::: Data supplied

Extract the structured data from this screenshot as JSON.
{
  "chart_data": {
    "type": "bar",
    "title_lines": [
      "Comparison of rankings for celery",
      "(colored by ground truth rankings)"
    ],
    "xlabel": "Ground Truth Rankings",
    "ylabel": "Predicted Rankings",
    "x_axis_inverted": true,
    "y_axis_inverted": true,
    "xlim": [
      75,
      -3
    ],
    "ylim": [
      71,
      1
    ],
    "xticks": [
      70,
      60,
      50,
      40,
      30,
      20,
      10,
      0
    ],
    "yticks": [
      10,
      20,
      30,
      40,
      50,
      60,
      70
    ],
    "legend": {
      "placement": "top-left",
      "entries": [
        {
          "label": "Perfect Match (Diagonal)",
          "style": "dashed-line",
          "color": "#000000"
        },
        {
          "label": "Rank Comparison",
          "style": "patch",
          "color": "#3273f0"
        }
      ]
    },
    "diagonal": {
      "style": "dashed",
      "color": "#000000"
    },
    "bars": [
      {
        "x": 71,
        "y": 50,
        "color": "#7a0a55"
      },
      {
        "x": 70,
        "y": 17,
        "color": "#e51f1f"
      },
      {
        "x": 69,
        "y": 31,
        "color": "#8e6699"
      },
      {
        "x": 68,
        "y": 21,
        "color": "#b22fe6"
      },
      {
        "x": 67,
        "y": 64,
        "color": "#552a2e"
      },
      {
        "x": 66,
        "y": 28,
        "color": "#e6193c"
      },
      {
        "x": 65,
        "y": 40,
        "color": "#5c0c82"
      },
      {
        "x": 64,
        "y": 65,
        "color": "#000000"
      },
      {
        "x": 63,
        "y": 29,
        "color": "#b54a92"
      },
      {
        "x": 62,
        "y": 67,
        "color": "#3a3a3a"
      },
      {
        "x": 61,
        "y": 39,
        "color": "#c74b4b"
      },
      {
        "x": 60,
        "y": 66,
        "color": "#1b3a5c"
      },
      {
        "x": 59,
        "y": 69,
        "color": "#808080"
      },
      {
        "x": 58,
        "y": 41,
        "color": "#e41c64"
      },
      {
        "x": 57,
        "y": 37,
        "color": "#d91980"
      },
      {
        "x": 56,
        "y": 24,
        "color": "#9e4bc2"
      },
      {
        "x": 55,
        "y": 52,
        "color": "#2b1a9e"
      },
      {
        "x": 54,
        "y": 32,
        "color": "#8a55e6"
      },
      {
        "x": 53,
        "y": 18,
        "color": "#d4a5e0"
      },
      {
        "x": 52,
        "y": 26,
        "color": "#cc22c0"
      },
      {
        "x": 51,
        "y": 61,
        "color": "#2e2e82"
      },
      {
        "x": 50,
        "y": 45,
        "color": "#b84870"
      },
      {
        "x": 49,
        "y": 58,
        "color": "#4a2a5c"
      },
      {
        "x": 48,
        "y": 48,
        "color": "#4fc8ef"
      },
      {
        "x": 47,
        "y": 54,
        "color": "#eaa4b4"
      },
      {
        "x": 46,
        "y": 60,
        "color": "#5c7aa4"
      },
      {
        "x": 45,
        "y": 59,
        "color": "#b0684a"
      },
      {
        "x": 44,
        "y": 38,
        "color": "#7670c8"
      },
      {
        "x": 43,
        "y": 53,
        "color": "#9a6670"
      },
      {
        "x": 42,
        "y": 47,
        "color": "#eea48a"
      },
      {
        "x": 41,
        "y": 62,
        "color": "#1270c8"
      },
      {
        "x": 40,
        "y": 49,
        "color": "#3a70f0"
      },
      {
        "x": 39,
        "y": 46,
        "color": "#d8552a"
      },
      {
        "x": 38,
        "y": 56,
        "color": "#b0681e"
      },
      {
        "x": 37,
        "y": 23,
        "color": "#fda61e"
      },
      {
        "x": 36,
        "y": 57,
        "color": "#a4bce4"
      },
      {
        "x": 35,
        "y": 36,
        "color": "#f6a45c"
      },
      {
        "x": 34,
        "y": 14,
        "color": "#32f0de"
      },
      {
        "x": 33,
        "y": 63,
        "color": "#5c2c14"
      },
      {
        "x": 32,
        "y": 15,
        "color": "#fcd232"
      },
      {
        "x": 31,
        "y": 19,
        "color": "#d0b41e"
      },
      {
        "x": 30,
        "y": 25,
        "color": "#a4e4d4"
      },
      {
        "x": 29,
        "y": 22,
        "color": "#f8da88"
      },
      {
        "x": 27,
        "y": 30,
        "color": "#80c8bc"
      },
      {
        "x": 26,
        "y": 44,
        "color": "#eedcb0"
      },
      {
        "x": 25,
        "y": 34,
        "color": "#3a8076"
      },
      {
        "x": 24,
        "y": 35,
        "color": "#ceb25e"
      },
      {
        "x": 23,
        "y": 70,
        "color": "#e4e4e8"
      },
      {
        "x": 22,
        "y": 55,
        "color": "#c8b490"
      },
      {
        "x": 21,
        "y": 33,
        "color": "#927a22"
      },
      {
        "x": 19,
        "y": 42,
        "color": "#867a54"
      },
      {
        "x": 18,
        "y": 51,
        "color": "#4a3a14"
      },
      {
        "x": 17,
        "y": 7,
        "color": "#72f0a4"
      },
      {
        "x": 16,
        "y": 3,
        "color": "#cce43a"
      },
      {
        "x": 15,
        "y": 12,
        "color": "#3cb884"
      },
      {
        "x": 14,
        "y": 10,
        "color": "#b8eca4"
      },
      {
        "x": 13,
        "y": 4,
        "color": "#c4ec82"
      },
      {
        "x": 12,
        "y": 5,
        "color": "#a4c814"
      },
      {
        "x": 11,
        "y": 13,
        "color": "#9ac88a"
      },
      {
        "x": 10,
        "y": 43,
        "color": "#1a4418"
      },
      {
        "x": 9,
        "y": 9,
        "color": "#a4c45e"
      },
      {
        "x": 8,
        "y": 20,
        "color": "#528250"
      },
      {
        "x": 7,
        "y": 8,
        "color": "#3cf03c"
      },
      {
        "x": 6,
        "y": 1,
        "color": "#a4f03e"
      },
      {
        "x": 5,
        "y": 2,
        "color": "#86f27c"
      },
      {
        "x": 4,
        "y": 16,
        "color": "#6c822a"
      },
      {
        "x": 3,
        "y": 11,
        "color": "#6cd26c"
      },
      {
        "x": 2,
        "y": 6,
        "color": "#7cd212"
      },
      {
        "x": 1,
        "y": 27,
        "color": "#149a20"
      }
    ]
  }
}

::::::

The task —
Each line of the material must be restated exactly.

The reply —
Extract the structured data from this screenshot as JSON.
{
  "chart_data": {
    "type": "bar",
    "title_lines": [
      "Comparison of rankings for celery",
      "(colored by ground truth rankings)"
    ],
    "xlabel": "Ground Truth Rankings",
    "ylabel": "Predicted Rankings",
    "x_axis_inverted": true,
    "y_axis_inverted": true,
    "xlim": [
      75,
      -3
    ],
    "ylim": [
      71,
      1
    ],
    "xticks": [
      70,
      60,
      50,
      40,
      30,
      20,
      10,
      0
    ],
    "yticks": [
      10,
      20,
      30,
      40,
      50,
      60,
      70
    ],
    "legend": {
      "placement": "top-left",
      "entries": [
        {
          "label": "Perfect Match (Diagonal)",
          "style": "dashed-line",
          "color": "#000000"
        },
        {
          "label": "Rank Comparison",
          "style": "patch",
          "color": "#3273f0"
        }
      ]
    },
    "diagonal": {
      "style": "dashed",
      "color": "#000000"
    },
    "bars": [
      {
        "x": 71,
        "y": 50,
        "color": "#7a0a55"
      },
      {
        "x": 70,
        "y": 17,
        "color": "#e51f1f"
      },
      {
        "x": 69,
        "y": 31,
        "color": "#8e6699"
      },
      {
        "x": 68,
        "y": 21,
        "color": "#b22fe6"
      },
      {
        "x": 67,
        "y": 64,
        "color": "#552a2e"
      },
      {
        "x": 66,
        "y": 28,
        "color": "#e6193c"
      },
      {
        "x": 65,
        "y": 40,
        "color": "#5c0c82"
      },
      {
        "x": 64,
        "y": 65,
        "color": "#000000"
      },
      {
        "x": 63,
        "y": 29,
        "color": "#b54a92"
      },
      {
        "x": 62,
        "y": 67,
        "color": "#3a3a3a"
      },
      {
        "x": 61,
        "y": 39,
        "color": "#c74b4b"
      },
      {
        "x": 60,
        "y": 66,
        "color": "#1b3a5c"
      },
      {
        "x": 59,
        "y": 69,
        "color": "#808080"
      },
      {
        "x": 58,
        "y": 41,
        "color": "#e41c64"
      },
      {
        "x": 57,
        "y": 37,
        "color": "#d91980"
      },
      {
        "x": 56,
        "y": 24,
        "color": "#9e4bc2"
      },
      {
        "x": 55,
        "y": 52,
        "color": "#2b1a9e"
      },
      {
        "x": 54,
        "y": 32,
        "color": "#8a55e6"
      },
      {
        "x": 53,
        "y": 18,
        "color": "#d4a5e0"
      },
      {
        "x": 52,
        "y": 26,
        "color": "#cc22c0"
      },
      {
        "x": 51,
        "y": 61,
        "color": "#2e2e82"
      },
      {
        "x": 50,
        "y": 45,
        "color": "#b84870"
      },
      {
        "x": 49,
        "y": 58,
        "color": "#4a2a5c"
      },
      {
        "x": 48,
        "y": 48,
        "color": "#4fc8ef"
      },
      {
        "x": 47,
        "y": 54,
        "color": "#eaa4b4"
      },
      {
        "x": 46,
        "y": 60,
        "color": "#5c7aa4"
      },
      {
        "x": 45,
        "y": 59,
        "color": "#b0684a"
      },
      {
        "x": 44,
        "y": 38,
        "color": "#7670c8"
      },
      {
        "x": 43,
        "y": 53,
        "color": "#9a6670"
      },
      {
        "x": 42,
        "y": 47,
        "color": "#eea48a"
      },
      {
        "x": 41,
        "y": 62,
        "color": "#1270c8"
      },
      {
        "x": 40,
        "y": 49,
        "color": "#3a70f0"
      },
      {
        "x": 39,
        "y": 46,
        "color": "#d8552a"
      },
      {
        "x": 38,
        "y": 56,
        "color": "#b0681e"
      },
      {
        "x": 37,
        "y": 23,
        "color": "#fda61e"
      },
      {
        "x": 36,
        "y": 57,
        "color": "#a4bce4"
      },
      {
        "x": 35,
        "y": 36,
        "color": "#f6a45c"
      },
      {
        "x": 34,
        "y": 14,
        "color": "#32f0de"
      },
      {
        "x": 33,
        "y": 63,
        "color": "#5c2c14"
      },
      {
        "x": 32,
        "y": 15,
        "color": "#fcd232"
      },
      {
        "x": 31,
        "y": 19,
        "color": "#d0b41e"
      },
      {
        "x": 30,
        "y": 25,
        "color": "#a4e4d4"
      },
      {
        "x": 29,
        "y": 22,
        "color": "#f8da88"
      },
      {
        "x": 27,
        "y": 30,
        "color": "#80c8bc"
      },
      {
        "x": 26,
        "y": 44,
        "color": "#eedcb0"
      },
      {
        "x": 25,
        "y": 34,
        "color": "#3a8076"
      },
      {
        "x": 24,
        "y": 35,
        "color": "#ceb25e"
      },
      {
        "x": 23,
        "y": 70,
        "color": "#e4e4e8"
      },
      {
        "x": 22,
        "y": 55,
        "color": "#c8b490"
      },
      {
        "x": 21,
        "y": 33,
        "color": "#927a22"
      },
      {
        "x": 19,
        "y": 42,
        "color": "#867a54"
      },
      {
        "x": 18,
        "y": 51,
        "color": "#4a3a14"
      },
      {
        "x": 17,
        "y": 7,
        "color": "#72f0a4"
      },
      {
        "x": 16,
        "y": 3,
        "color": "#cce43a"
      },
      {
        "x": 15,
        "y": 12,
        "color": "#3cb884"
      },
      {
        "x": 14,
        "y": 10,
        "color": "#b8eca4"
      },
      {
        "x": 13,
        "y": 4,
        "color": "#c4ec82"
      },
      {
        "x": 12,
        "y": 5,
        "color": "#a4c814"
      },
      {
        "x": 11,
        "y": 13,
        "color": "#9ac88a"
      },
      {
        "x": 10,
        "y": 43,
        "color": "#1a4418"
      },
      {
        "x": 9,
        "y": 9,
        "color": "#a4c45e"
      },
      {
        "x": 8,
        "y": 20,
        "color": "#528250"
      },
      {
        "x": 7,
        "y": 8,
        "color": "#3cf03c"
      },
      {
        "x": 6,
        "y": 1,
        "color": "#a4f03e"
      },
      {
        "x": 5,
        "y": 2,
        "color": "#86f27c"
      },
      {
        "x": 4,
        "y": 16,
        "color": "#6c822a"
      },
      {
        "x": 3,
        "y": 11,
        "color": "#6cd26c"
      },
      {
        "x": 2,
        "y": 6,
        "color": "#7cd212"
      },
      {
        "x": 1,
        "y": 27,
        "color": "#149a20"
      }
    ]
  }
}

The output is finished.